### To do
Copy out the records in full, word for word, without pictures.
——————
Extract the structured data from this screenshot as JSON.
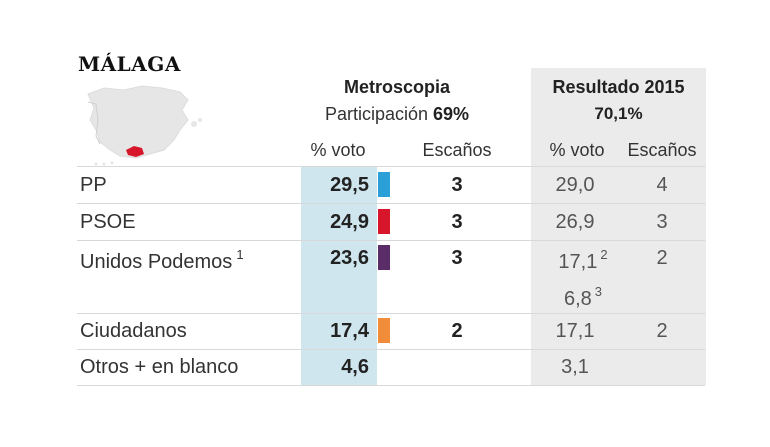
{
  "region": "MÁLAGA",
  "poll": {
    "name": "Metroscopia",
    "participation_label": "Participación",
    "participation_value": "69%"
  },
  "result": {
    "name": "Resultado 2015",
    "participation_value": "70,1%"
  },
  "columns": {
    "vote_pct": "% voto",
    "seats": "Escaños"
  },
  "colors": {
    "pp": "#2a9fd8",
    "psoe": "#d7162c",
    "podemos": "#5a2d69",
    "ciudadanos": "#f08c3a",
    "poll_column_bg": "#cfe6ef",
    "result_column_bg": "#ebebeb",
    "region_highlight": "#d7162c"
  },
  "chart_data": {
    "type": "table",
    "title": "MÁLAGA",
    "rows": [
      {
        "party": "PP",
        "footnote": "",
        "poll_vote": "29,5",
        "poll_seats": "3",
        "result_vote": "29,0",
        "result_vote_note": "",
        "result_vote_2": "",
        "result_vote_2_note": "",
        "result_seats": "4",
        "color": "#2a9fd8"
      },
      {
        "party": "PSOE",
        "footnote": "",
        "poll_vote": "24,9",
        "poll_seats": "3",
        "result_vote": "26,9",
        "result_vote_note": "",
        "result_vote_2": "",
        "result_vote_2_note": "",
        "result_seats": "3",
        "color": "#d7162c"
      },
      {
        "party": "Unidos Podemos",
        "footnote": "1",
        "poll_vote": "23,6",
        "poll_seats": "3",
        "result_vote": "17,1",
        "result_vote_note": "2",
        "result_vote_2": "6,8",
        "result_vote_2_note": "3",
        "result_seats": "2",
        "color": "#5a2d69"
      },
      {
        "party": "Ciudadanos",
        "footnote": "",
        "poll_vote": "17,4",
        "poll_seats": "2",
        "result_vote": "17,1",
        "result_vote_note": "",
        "result_vote_2": "",
        "result_vote_2_note": "",
        "result_seats": "2",
        "color": "#f08c3a"
      },
      {
        "party": "Otros + en blanco",
        "footnote": "",
        "poll_vote": "4,6",
        "poll_seats": "",
        "result_vote": "3,1",
        "result_vote_note": "",
        "result_vote_2": "",
        "result_vote_2_note": "",
        "result_seats": "",
        "color": ""
      }
    ]
  }
}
——————
### Complete answer
Extract the structured data from this screenshot as JSON.
{
  "region": "MÁLAGA",
  "poll": {
    "name": "Metroscopia",
    "participation_label": "Participación",
    "participation_value": "69%"
  },
  "result": {
    "name": "Resultado 2015",
    "participation_value": "70,1%"
  },
  "columns": {
    "vote_pct": "% voto",
    "seats": "Escaños"
  },
  "colors": {
    "pp": "#2a9fd8",
    "psoe": "#d7162c",
    "podemos": "#5a2d69",
    "ciudadanos": "#f08c3a",
    "poll_column_bg": "#cfe6ef",
    "result_column_bg": "#ebebeb",
    "region_highlight": "#d7162c"
  },
  "chart_data": {
    "type": "table",
    "title": "MÁLAGA",
    "rows": [
      {
        "party": "PP",
        "footnote": "",
        "poll_vote": "29,5",
        "poll_seats": "3",
        "result_vote": "29,0",
        "result_vote_note": "",
        "result_vote_2": "",
        "result_vote_2_note": "",
        "result_seats": "4",
        "color": "#2a9fd8"
      },
      {
        "party": "PSOE",
        "footnote": "",
        "poll_vote": "24,9",
        "poll_seats": "3",
        "result_vote": "26,9",
        "result_vote_note": "",
        "result_vote_2": "",
        "result_vote_2_note": "",
        "result_seats": "3",
        "color": "#d7162c"
      },
      {
        "party": "Unidos Podemos",
        "footnote": "1",
        "poll_vote": "23,6",
        "poll_seats": "3",
        "result_vote": "17,1",
        "result_vote_note": "2",
        "result_vote_2": "6,8",
        "result_vote_2_note": "3",
        "result_seats": "2",
        "color": "#5a2d69"
      },
      {
        "party": "Ciudadanos",
        "footnote": "",
        "poll_vote": "17,4",
        "poll_seats": "2",
        "result_vote": "17,1",
        "result_vote_note": "",
        "result_vote_2": "",
        "result_vote_2_note": "",
        "result_seats": "2",
        "color": "#f08c3a"
      },
      {
        "party": "Otros + en blanco",
        "footnote": "",
        "poll_vote": "4,6",
        "poll_seats": "",
        "result_vote": "3,1",
        "result_vote_note": "",
        "result_vote_2": "",
        "result_vote_2_note": "",
        "result_seats": "",
        "color": ""
      }
    ]
  }
}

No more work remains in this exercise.